**REQUIREMENTS**
From the data that follows, copy every line holding the string "this".
_ _ _
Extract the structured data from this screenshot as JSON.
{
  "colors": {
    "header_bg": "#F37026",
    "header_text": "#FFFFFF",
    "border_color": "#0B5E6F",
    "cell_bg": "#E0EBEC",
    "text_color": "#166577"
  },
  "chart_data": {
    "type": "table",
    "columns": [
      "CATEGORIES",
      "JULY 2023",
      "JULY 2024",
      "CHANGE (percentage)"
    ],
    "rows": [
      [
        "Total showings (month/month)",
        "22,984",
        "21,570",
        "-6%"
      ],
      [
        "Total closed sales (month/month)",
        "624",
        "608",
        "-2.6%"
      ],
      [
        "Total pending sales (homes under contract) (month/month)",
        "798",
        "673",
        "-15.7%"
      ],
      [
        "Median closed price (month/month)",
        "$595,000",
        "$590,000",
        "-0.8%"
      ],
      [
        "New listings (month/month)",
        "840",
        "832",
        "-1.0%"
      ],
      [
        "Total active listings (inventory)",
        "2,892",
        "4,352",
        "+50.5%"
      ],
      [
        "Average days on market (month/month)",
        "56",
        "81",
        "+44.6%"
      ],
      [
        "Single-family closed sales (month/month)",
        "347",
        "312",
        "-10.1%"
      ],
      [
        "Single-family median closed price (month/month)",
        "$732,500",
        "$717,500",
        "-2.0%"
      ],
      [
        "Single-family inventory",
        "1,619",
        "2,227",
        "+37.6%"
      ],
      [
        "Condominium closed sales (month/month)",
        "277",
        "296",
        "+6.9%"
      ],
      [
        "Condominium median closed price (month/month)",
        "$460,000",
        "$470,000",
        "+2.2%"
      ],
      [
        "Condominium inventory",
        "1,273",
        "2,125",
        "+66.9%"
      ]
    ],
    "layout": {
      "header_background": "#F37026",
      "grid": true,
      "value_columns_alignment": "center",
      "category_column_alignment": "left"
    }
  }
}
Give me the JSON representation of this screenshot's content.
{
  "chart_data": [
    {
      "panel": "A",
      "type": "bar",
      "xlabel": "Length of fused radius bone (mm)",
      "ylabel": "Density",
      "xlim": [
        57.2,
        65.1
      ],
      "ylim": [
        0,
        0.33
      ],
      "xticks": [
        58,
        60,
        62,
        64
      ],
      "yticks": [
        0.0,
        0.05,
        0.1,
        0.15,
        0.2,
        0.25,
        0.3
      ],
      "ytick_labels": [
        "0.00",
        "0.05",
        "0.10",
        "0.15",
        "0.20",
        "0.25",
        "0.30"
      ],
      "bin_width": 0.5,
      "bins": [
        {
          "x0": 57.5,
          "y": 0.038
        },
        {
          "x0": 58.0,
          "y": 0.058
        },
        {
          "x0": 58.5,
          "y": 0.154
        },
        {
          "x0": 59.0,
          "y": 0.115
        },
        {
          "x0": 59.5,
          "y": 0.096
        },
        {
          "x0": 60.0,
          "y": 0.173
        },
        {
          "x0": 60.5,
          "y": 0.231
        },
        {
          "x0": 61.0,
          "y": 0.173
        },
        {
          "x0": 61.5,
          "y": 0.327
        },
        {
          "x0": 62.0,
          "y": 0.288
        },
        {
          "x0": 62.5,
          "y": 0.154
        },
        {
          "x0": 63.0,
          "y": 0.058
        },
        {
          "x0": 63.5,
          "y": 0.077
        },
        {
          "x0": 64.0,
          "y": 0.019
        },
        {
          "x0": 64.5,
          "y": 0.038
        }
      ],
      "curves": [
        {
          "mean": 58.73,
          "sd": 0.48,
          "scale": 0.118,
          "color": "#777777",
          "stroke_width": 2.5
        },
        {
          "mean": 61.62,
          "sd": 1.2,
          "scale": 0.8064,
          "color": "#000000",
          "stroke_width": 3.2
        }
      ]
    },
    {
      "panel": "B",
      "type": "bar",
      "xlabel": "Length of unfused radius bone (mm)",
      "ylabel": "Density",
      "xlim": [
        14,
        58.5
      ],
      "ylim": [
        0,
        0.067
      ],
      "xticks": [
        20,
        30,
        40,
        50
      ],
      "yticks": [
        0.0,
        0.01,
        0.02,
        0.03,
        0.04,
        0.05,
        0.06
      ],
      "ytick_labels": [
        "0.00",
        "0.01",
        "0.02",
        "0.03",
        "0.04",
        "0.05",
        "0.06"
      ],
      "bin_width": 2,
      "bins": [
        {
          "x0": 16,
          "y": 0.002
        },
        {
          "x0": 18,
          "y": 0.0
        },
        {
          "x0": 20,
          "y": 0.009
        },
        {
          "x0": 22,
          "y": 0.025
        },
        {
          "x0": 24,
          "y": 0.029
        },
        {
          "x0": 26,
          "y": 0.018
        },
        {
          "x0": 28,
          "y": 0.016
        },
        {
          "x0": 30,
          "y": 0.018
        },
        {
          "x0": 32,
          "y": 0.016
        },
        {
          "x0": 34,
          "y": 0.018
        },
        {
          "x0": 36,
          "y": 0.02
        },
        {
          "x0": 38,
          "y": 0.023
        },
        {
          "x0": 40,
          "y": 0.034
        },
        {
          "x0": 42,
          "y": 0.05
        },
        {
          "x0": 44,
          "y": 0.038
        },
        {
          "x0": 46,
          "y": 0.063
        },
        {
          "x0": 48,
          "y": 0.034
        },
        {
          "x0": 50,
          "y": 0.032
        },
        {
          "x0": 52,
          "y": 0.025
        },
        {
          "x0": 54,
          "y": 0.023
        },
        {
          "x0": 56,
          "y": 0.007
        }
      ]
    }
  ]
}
_ _ _
**REPLY TO THE TASK**
Extract the structured data from this screenshot as JSON.
Give me the JSON representation of this screenshot's content.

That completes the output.